Check every line of the entries for "Algorithm", and copy the lines that hold it.

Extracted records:
= = = = = = =

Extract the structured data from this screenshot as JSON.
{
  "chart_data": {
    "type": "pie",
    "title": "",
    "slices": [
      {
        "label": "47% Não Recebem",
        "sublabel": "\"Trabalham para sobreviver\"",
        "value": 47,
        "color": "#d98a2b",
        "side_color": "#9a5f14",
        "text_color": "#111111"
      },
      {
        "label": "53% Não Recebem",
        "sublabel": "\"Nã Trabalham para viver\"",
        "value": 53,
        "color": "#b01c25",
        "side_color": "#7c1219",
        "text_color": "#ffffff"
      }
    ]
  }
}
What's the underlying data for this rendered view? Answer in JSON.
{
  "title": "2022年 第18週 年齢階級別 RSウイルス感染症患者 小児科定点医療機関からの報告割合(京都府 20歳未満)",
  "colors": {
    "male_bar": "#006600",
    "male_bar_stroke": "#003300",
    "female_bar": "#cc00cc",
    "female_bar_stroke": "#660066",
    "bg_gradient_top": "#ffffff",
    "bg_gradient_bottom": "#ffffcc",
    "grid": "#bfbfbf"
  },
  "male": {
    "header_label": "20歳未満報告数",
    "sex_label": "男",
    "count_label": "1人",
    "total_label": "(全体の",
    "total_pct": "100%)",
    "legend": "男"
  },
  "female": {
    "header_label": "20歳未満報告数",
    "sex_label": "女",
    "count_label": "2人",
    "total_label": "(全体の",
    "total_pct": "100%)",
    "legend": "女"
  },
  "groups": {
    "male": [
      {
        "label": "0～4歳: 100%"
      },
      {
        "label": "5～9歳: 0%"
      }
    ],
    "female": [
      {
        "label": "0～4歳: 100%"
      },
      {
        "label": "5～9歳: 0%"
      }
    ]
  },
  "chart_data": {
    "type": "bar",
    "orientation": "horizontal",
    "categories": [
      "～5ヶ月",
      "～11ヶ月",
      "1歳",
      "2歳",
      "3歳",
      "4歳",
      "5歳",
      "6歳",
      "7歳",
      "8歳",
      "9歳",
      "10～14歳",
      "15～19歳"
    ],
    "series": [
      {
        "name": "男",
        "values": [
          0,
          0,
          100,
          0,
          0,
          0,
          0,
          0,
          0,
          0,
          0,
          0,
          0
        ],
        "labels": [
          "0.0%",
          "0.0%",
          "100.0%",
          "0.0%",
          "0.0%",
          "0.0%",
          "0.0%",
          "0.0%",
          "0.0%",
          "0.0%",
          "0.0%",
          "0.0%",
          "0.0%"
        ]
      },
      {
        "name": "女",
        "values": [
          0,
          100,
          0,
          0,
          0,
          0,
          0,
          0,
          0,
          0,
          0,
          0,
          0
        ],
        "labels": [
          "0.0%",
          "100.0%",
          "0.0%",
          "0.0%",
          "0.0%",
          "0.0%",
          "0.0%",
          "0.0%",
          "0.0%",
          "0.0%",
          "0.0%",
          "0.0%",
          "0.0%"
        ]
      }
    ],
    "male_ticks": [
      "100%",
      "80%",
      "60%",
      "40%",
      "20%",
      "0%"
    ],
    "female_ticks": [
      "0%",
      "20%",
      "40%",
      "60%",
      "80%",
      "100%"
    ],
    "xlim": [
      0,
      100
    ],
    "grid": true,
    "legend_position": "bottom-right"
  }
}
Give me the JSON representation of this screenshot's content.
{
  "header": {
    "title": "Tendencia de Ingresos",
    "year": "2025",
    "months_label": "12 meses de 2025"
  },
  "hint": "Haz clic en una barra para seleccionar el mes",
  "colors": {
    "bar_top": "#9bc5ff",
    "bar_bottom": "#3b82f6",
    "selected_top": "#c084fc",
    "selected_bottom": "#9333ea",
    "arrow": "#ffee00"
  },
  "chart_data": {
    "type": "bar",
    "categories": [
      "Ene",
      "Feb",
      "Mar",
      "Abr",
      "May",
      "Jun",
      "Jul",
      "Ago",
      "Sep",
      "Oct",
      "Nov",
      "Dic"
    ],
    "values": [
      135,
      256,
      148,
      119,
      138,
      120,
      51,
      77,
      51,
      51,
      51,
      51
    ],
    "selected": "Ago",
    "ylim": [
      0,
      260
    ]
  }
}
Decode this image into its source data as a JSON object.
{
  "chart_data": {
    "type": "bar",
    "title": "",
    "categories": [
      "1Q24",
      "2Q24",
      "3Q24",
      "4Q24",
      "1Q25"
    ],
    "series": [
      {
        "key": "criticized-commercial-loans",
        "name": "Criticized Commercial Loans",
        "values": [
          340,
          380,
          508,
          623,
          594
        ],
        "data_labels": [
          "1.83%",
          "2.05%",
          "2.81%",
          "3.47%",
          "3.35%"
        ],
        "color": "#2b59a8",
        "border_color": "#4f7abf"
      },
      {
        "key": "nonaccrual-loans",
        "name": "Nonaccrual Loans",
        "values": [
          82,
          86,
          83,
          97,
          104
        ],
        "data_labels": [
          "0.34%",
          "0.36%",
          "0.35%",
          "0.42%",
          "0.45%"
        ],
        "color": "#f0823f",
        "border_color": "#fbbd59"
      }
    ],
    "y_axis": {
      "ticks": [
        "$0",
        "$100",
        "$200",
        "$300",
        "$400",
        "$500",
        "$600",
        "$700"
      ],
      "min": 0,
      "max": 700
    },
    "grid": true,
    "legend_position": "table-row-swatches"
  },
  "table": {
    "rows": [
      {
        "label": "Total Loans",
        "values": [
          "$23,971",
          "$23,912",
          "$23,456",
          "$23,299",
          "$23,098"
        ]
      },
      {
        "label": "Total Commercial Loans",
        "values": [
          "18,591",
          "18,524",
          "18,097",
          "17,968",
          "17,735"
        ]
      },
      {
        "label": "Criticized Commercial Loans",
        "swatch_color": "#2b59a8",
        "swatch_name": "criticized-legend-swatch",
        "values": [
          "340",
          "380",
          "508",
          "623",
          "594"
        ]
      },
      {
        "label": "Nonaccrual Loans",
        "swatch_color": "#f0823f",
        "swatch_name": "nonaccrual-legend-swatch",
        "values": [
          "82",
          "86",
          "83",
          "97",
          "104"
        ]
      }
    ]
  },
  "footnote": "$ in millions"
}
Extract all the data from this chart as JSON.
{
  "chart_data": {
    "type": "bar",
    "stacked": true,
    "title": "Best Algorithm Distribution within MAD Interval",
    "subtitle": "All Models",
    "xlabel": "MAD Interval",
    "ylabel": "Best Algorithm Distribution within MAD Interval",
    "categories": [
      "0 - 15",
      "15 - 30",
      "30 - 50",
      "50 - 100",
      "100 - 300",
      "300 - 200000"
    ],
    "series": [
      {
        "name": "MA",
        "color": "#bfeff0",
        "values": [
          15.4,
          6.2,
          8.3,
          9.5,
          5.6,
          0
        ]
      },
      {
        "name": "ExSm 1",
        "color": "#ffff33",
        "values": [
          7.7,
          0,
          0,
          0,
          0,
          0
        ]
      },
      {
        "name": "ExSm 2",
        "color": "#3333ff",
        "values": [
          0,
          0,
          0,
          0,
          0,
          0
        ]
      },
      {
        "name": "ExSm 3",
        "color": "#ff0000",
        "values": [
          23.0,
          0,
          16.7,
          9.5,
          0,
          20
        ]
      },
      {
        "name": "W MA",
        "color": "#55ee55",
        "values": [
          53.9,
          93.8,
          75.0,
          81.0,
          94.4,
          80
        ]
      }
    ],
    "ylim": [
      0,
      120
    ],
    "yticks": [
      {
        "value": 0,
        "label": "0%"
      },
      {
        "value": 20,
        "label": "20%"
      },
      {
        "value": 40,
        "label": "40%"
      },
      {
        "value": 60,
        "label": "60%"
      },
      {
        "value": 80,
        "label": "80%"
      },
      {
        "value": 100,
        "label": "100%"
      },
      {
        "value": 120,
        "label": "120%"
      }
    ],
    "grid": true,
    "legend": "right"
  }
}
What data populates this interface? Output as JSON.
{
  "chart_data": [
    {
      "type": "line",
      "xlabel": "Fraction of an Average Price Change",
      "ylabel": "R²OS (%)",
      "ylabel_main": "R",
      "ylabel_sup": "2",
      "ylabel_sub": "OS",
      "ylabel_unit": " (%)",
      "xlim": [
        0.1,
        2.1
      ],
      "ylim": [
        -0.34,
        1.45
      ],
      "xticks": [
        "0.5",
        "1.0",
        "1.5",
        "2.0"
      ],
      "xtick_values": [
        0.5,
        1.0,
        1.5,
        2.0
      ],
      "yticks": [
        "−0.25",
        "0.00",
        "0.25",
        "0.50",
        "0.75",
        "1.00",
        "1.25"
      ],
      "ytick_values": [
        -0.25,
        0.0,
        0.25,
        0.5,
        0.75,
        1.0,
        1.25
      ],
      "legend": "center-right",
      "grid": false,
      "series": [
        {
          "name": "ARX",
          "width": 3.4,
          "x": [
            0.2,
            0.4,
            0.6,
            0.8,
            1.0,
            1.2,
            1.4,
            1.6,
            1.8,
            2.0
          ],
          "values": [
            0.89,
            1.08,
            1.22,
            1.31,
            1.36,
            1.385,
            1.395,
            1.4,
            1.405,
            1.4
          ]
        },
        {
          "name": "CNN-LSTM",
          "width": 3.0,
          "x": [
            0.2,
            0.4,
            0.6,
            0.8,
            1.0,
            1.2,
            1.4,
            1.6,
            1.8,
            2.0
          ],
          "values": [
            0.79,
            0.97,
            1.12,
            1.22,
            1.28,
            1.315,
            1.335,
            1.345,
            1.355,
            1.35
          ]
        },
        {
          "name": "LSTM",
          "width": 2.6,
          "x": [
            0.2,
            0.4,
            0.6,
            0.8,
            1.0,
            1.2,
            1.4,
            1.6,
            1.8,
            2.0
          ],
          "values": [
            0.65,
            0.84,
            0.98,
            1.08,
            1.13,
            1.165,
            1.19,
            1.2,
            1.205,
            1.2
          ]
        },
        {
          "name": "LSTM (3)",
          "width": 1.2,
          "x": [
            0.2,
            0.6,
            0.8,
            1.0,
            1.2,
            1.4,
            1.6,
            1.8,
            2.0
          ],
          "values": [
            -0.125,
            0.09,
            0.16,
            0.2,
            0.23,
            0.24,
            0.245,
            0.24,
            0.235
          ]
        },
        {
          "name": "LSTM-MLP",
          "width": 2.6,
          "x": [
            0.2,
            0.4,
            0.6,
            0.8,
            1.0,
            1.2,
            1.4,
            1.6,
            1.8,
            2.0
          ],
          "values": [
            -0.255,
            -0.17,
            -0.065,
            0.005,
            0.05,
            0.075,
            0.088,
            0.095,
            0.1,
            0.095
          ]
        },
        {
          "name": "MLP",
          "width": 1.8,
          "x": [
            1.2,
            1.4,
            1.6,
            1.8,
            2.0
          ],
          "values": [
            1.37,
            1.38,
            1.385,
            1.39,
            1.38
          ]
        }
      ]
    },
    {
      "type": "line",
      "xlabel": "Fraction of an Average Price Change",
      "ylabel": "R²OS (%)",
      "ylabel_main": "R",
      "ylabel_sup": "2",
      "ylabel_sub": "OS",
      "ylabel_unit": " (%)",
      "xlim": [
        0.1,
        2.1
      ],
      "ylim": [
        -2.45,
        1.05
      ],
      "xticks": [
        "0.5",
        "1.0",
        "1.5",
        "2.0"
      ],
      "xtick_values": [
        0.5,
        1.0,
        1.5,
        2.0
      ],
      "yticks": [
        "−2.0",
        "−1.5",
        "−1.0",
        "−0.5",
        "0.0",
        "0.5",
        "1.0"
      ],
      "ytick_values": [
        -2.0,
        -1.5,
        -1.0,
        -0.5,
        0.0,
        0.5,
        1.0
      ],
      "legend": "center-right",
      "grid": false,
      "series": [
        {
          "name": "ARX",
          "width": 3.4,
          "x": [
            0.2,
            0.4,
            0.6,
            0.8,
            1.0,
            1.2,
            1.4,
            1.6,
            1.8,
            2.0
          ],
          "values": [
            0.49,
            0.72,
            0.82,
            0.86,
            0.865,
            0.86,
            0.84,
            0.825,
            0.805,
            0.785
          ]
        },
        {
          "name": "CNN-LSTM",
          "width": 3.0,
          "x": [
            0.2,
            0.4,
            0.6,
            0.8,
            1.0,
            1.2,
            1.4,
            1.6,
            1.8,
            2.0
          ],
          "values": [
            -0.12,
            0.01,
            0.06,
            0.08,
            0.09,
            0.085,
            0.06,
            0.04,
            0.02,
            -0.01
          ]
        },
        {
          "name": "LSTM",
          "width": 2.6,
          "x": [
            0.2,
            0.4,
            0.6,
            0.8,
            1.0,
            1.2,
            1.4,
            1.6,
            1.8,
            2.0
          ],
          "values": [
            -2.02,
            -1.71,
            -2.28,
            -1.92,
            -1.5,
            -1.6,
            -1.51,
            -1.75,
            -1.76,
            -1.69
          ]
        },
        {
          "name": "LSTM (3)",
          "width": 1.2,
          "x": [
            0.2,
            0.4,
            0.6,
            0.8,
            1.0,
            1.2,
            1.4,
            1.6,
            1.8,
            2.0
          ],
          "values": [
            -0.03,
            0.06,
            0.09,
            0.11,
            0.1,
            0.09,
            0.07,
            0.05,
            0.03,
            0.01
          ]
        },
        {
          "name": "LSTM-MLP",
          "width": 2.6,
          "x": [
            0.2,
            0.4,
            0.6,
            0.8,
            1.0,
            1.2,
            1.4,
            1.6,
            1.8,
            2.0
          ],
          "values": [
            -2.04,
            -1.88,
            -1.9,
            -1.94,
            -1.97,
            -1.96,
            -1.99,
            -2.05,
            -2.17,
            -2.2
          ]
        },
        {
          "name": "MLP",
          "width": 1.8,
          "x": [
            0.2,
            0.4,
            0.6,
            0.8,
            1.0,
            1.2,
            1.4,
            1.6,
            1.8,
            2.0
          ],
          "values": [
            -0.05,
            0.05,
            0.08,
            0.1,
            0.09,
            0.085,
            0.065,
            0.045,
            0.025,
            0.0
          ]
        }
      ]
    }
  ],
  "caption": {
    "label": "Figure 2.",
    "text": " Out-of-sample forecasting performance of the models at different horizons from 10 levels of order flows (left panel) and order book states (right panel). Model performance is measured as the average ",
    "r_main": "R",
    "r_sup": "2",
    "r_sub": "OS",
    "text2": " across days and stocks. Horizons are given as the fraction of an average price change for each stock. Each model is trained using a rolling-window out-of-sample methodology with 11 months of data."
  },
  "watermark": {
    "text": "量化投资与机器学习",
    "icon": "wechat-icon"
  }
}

= = = = = = =

▶ _Expected output_
    "title": "Best Algorithm Distribution within MAD Interval",
    "ylabel": "Best Algorithm Distribution within MAD Interval",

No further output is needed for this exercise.